Exercise prompt:
Count lines with "babel" in them. Report only the total.

Stored items:
--- --- ---

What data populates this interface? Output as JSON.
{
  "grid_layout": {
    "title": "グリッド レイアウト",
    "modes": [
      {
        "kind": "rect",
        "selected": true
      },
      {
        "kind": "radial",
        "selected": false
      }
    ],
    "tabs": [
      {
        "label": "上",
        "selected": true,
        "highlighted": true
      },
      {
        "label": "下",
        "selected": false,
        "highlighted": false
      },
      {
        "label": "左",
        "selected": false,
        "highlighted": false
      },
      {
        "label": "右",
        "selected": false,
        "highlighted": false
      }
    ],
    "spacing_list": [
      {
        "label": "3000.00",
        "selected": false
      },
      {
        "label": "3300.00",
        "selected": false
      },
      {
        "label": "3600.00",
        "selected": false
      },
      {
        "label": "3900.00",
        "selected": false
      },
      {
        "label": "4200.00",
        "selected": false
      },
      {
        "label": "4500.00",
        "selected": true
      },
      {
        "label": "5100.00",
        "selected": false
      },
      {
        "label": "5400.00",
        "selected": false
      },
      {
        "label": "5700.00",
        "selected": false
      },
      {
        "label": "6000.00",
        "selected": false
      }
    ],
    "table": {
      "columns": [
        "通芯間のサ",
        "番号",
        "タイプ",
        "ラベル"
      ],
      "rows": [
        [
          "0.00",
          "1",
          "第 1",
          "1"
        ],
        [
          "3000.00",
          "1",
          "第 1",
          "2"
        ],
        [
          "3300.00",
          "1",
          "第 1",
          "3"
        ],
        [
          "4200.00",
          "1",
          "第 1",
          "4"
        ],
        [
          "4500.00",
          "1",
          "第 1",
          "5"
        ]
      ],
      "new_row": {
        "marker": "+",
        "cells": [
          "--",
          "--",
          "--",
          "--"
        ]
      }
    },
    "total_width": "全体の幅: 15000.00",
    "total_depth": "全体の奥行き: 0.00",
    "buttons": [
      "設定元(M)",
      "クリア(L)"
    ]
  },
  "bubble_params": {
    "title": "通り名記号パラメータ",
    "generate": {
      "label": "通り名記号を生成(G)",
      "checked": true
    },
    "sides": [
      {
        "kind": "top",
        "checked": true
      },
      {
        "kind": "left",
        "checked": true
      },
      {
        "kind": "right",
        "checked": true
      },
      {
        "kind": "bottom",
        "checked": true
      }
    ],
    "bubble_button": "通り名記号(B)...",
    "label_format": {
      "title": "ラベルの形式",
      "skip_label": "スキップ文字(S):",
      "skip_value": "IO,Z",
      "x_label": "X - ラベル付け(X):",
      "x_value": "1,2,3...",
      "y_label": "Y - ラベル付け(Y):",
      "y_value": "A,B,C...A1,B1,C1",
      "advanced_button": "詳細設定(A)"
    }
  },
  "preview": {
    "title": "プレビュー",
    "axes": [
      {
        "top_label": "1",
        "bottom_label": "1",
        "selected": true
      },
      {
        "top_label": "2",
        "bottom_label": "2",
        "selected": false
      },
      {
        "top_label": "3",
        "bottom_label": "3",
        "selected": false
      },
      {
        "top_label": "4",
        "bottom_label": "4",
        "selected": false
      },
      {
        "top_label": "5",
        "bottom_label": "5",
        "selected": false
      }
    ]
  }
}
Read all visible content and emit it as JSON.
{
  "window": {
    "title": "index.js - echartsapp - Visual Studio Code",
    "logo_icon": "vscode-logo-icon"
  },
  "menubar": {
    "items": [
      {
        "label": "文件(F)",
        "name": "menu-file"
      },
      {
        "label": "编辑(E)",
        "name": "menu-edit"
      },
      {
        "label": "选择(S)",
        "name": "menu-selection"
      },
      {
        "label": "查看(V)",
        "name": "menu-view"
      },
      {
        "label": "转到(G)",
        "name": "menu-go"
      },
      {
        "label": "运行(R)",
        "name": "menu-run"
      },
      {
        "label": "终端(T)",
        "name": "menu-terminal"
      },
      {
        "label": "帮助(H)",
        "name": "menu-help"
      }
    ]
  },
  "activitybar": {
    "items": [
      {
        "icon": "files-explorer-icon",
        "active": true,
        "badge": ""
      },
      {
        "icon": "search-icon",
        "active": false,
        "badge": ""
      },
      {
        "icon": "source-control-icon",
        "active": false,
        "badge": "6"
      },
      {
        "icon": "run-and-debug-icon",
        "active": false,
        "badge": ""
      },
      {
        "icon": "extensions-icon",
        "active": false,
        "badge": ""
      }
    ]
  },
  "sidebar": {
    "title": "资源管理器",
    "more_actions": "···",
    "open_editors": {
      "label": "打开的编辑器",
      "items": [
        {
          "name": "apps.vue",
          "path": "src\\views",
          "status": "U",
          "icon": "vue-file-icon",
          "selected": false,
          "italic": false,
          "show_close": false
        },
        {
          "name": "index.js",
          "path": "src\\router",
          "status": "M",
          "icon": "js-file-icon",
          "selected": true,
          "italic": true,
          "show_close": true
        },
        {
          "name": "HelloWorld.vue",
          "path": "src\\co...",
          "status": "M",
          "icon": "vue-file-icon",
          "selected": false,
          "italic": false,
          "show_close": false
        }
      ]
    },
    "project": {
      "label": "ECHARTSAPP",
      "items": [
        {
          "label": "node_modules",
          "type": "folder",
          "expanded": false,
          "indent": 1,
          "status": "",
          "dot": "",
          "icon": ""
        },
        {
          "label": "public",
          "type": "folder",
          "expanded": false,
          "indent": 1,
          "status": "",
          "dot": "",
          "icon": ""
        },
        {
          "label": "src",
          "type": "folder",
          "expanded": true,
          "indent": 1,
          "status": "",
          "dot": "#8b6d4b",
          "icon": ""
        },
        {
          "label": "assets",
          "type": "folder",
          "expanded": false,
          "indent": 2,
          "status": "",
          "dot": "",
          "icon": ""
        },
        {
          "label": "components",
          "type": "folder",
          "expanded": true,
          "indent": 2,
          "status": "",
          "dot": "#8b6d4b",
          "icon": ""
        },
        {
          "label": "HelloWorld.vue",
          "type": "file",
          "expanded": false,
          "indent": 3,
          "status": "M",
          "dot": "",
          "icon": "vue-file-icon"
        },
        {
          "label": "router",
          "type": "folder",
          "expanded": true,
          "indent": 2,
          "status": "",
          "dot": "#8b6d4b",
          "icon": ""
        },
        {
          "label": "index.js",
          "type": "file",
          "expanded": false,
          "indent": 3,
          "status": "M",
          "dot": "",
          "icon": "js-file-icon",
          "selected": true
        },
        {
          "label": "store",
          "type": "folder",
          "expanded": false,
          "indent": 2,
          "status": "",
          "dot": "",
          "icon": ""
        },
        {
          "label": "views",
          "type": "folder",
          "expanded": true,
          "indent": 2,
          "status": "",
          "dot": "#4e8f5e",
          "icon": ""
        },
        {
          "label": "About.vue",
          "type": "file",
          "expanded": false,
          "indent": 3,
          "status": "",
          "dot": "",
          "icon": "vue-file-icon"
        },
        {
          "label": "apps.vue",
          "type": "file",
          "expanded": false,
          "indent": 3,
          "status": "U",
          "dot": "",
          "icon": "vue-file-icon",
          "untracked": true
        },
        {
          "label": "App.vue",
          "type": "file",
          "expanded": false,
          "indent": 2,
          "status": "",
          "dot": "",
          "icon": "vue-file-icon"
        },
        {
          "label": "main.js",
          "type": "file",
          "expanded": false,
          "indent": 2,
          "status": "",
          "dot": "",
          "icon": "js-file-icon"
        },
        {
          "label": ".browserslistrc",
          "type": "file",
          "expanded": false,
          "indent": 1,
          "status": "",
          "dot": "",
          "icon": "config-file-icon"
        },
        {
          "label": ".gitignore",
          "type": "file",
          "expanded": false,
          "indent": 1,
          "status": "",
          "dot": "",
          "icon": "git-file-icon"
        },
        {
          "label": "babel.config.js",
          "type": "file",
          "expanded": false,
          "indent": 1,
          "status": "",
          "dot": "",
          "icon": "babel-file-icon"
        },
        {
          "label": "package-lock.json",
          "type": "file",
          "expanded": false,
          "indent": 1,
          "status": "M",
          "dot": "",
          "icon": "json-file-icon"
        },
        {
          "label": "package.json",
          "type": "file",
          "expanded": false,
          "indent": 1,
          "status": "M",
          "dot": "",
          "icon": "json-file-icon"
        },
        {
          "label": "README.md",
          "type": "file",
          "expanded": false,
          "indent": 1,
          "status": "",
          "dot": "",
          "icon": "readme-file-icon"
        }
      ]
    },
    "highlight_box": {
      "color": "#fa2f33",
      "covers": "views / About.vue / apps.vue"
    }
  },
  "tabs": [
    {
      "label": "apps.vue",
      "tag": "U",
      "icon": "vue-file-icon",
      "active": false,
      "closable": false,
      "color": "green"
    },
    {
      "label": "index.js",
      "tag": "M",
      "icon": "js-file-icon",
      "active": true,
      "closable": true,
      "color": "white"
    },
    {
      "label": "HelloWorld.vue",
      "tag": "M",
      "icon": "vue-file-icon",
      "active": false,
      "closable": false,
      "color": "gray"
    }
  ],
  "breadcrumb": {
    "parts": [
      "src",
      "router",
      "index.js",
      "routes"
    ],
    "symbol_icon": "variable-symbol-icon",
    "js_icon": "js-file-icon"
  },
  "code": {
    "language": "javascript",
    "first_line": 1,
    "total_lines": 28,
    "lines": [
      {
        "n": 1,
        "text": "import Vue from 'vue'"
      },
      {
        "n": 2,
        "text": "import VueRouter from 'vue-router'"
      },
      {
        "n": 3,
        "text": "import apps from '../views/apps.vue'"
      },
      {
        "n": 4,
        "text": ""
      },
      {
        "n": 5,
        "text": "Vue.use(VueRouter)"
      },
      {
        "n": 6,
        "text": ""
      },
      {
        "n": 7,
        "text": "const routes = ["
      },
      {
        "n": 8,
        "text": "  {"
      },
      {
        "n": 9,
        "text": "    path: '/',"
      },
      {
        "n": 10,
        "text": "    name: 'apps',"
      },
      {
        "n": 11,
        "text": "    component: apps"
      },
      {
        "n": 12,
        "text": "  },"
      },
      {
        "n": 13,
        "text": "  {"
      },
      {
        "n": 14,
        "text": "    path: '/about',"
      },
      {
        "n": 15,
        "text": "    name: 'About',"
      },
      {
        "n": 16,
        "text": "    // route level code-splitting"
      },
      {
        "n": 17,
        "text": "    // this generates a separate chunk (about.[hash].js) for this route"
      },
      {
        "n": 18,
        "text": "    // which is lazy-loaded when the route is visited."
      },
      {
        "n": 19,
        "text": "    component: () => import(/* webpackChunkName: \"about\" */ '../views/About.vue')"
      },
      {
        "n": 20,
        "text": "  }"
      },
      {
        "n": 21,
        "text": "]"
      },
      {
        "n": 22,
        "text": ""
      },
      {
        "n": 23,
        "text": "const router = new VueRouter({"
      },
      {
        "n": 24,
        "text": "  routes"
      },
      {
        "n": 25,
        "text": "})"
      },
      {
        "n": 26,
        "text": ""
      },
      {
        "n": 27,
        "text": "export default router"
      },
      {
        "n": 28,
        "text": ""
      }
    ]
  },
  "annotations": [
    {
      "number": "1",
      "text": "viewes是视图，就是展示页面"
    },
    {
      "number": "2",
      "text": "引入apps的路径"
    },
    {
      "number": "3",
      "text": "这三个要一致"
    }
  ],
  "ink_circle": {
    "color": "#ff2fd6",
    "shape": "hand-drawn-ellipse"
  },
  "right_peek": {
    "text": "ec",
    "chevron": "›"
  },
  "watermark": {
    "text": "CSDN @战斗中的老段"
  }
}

--- --- ---

Answer in full:
2